• [SHORT PROBLEM]:
Copy out every line of the entries below, putting "key-label" wherever "legend-label" appears and keeping everything else the same.

• [DATA PROVIDED]:

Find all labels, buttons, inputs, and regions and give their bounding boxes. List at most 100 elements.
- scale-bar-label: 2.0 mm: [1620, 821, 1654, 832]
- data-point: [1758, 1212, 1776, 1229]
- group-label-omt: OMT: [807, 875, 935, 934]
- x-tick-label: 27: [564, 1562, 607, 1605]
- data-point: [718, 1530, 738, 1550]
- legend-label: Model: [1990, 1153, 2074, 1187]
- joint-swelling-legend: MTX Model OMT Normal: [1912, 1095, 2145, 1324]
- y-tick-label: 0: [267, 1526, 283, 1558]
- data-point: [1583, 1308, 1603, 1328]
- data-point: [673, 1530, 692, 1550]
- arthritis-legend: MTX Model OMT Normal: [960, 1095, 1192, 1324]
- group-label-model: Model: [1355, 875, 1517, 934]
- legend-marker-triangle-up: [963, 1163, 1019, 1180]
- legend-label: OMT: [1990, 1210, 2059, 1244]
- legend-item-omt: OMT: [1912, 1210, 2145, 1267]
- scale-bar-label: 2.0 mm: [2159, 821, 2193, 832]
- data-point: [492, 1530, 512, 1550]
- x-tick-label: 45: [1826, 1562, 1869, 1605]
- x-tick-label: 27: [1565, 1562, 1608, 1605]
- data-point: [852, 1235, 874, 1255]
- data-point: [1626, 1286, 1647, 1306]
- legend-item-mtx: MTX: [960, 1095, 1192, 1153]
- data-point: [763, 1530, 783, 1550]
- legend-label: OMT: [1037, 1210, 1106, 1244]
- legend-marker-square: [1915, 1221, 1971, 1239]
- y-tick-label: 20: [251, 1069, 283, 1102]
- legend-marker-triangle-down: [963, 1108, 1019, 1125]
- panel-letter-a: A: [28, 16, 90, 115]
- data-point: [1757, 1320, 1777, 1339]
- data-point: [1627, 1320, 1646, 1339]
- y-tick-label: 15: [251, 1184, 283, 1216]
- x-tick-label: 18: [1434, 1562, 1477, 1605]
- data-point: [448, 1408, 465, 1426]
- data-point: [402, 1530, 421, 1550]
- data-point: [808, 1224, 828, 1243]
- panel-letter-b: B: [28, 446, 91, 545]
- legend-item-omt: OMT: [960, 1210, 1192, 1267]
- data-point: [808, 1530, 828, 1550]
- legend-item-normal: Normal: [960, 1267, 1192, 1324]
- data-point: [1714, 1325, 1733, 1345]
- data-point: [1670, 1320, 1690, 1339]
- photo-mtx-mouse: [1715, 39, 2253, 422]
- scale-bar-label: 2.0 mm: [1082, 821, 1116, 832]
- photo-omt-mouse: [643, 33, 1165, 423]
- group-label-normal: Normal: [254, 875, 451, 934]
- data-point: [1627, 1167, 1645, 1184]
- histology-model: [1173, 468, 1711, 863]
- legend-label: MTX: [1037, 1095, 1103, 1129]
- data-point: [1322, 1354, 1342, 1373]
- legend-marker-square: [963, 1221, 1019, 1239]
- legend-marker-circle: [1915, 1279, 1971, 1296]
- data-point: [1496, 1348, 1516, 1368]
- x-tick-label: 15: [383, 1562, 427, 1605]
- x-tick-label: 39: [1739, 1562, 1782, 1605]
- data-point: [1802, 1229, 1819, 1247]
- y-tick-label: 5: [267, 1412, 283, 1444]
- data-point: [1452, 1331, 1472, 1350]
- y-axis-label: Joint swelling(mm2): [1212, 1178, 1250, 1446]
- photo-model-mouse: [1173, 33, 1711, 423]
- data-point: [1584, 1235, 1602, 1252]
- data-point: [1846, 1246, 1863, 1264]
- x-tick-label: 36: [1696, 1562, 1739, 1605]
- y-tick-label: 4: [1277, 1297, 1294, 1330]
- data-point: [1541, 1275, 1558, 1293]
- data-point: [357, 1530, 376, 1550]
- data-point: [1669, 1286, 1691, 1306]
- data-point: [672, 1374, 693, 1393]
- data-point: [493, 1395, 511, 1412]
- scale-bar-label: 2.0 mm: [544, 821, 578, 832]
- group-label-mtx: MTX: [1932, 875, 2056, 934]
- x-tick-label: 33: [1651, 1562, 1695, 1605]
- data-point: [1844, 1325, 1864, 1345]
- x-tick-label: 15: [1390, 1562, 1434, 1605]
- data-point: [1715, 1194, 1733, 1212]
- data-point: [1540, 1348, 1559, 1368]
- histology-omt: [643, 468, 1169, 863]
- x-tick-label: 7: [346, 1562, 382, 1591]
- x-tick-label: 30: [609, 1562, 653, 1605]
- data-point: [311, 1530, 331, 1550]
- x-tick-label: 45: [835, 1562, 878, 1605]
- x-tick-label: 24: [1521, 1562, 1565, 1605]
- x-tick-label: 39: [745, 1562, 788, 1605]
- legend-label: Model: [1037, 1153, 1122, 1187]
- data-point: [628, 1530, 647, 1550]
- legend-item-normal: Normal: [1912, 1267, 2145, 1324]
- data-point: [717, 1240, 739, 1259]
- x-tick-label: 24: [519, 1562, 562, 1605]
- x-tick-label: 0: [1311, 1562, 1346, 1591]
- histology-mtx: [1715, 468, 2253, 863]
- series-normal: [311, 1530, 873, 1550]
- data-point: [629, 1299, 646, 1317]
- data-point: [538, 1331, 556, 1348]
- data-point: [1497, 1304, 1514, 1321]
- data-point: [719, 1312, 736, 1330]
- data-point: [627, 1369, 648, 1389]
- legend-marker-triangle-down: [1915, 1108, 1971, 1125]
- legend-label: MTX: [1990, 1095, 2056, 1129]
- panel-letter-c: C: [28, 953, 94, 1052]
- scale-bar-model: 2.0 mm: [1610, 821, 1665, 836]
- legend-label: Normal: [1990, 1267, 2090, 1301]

• [TASK RESPONSE]:
Find all labels, buttons, inputs, and regions and give their bounding boxes. List at most 100 elements.
- scale-bar-label: 2.0 mm: [1620, 821, 1654, 832]
- data-point: [1758, 1212, 1776, 1229]
- group-label-omt: OMT: [807, 875, 935, 934]
- x-tick-label: 27: [564, 1562, 607, 1605]
- data-point: [718, 1530, 738, 1550]
- key-label: Model: [1990, 1153, 2074, 1187]
- joint-swelling-legend: MTX Model OMT Normal: [1912, 1095, 2145, 1324]
- y-tick-label: 0: [267, 1526, 283, 1558]
- data-point: [1583, 1308, 1603, 1328]
- data-point: [673, 1530, 692, 1550]
- arthritis-legend: MTX Model OMT Normal: [960, 1095, 1192, 1324]
- group-label-model: Model: [1355, 875, 1517, 934]
- legend-marker-triangle-up: [963, 1163, 1019, 1180]
- key-label: OMT: [1990, 1210, 2059, 1244]
- legend-item-omt: OMT: [1912, 1210, 2145, 1267]
- scale-bar-label: 2.0 mm: [2159, 821, 2193, 832]
- data-point: [492, 1530, 512, 1550]
- x-tick-label: 45: [1826, 1562, 1869, 1605]
- x-tick-label: 27: [1565, 1562, 1608, 1605]
- data-point: [852, 1235, 874, 1255]
- data-point: [1626, 1286, 1647, 1306]
- legend-item-mtx: MTX: [960, 1095, 1192, 1153]
- data-point: [763, 1530, 783, 1550]
- key-label: OMT: [1037, 1210, 1106, 1244]
- legend-marker-square: [1915, 1221, 1971, 1239]
- y-tick-label: 20: [251, 1069, 283, 1102]
- legend-marker-triangle-down: [963, 1108, 1019, 1125]
- panel-letter-a: A: [28, 16, 90, 115]
- data-point: [1757, 1320, 1777, 1339]
- data-point: [1627, 1320, 1646, 1339]
- y-tick-label: 15: [251, 1184, 283, 1216]
- x-tick-label: 18: [1434, 1562, 1477, 1605]
- data-point: [448, 1408, 465, 1426]
- data-point: [402, 1530, 421, 1550]
- data-point: [808, 1224, 828, 1243]
- panel-letter-b: B: [28, 446, 91, 545]
- legend-item-omt: OMT: [960, 1210, 1192, 1267]
- data-point: [808, 1530, 828, 1550]
- legend-item-normal: Normal: [960, 1267, 1192, 1324]
- data-point: [1714, 1325, 1733, 1345]
- data-point: [1670, 1320, 1690, 1339]
- photo-mtx-mouse: [1715, 39, 2253, 422]
- scale-bar-label: 2.0 mm: [1082, 821, 1116, 832]
- photo-omt-mouse: [643, 33, 1165, 423]
- group-label-normal: Normal: [254, 875, 451, 934]
- data-point: [1627, 1167, 1645, 1184]
- histology-model: [1173, 468, 1711, 863]
- key-label: MTX: [1037, 1095, 1103, 1129]
- data-point: [1322, 1354, 1342, 1373]
- legend-marker-square: [963, 1221, 1019, 1239]
- legend-marker-circle: [1915, 1279, 1971, 1296]
- data-point: [1496, 1348, 1516, 1368]
- x-tick-label: 15: [383, 1562, 427, 1605]
- x-tick-label: 39: [1739, 1562, 1782, 1605]
- data-point: [1802, 1229, 1819, 1247]
- y-tick-label: 5: [267, 1412, 283, 1444]
- data-point: [1452, 1331, 1472, 1350]
- y-axis-label: Joint swelling(mm2): [1212, 1178, 1250, 1446]
- photo-model-mouse: [1173, 33, 1711, 423]
- data-point: [1584, 1235, 1602, 1252]
- data-point: [1846, 1246, 1863, 1264]
- x-tick-label: 36: [1696, 1562, 1739, 1605]
- y-tick-label: 4: [1277, 1297, 1294, 1330]
- data-point: [1541, 1275, 1558, 1293]
- data-point: [357, 1530, 376, 1550]
- data-point: [1669, 1286, 1691, 1306]
- data-point: [672, 1374, 693, 1393]
- data-point: [493, 1395, 511, 1412]
- scale-bar-label: 2.0 mm: [544, 821, 578, 832]
- group-label-mtx: MTX: [1932, 875, 2056, 934]
- x-tick-label: 33: [1651, 1562, 1695, 1605]
- data-point: [1844, 1325, 1864, 1345]
- x-tick-label: 15: [1390, 1562, 1434, 1605]
- data-point: [1715, 1194, 1733, 1212]
- data-point: [1540, 1348, 1559, 1368]
- histology-omt: [643, 468, 1169, 863]
- x-tick-label: 7: [346, 1562, 382, 1591]
- x-tick-label: 30: [609, 1562, 653, 1605]
- data-point: [311, 1530, 331, 1550]
- x-tick-label: 45: [835, 1562, 878, 1605]
- x-tick-label: 24: [1521, 1562, 1565, 1605]
- x-tick-label: 39: [745, 1562, 788, 1605]
- key-label: Model: [1037, 1153, 1122, 1187]
- data-point: [628, 1530, 647, 1550]
- legend-item-normal: Normal: [1912, 1267, 2145, 1324]
- data-point: [717, 1240, 739, 1259]
- x-tick-label: 24: [519, 1562, 562, 1605]
- x-tick-label: 0: [1311, 1562, 1346, 1591]
- histology-mtx: [1715, 468, 2253, 863]
- series-normal: [311, 1530, 873, 1550]
- data-point: [629, 1299, 646, 1317]
- data-point: [538, 1331, 556, 1348]
- data-point: [1497, 1304, 1514, 1321]
- data-point: [719, 1312, 736, 1330]
- data-point: [627, 1369, 648, 1389]
- legend-marker-triangle-down: [1915, 1108, 1971, 1125]
- key-label: MTX: [1990, 1095, 2056, 1129]
- panel-letter-c: C: [28, 953, 94, 1052]
- scale-bar-model: 2.0 mm: [1610, 821, 1665, 836]
- key-label: Normal: [1990, 1267, 2090, 1301]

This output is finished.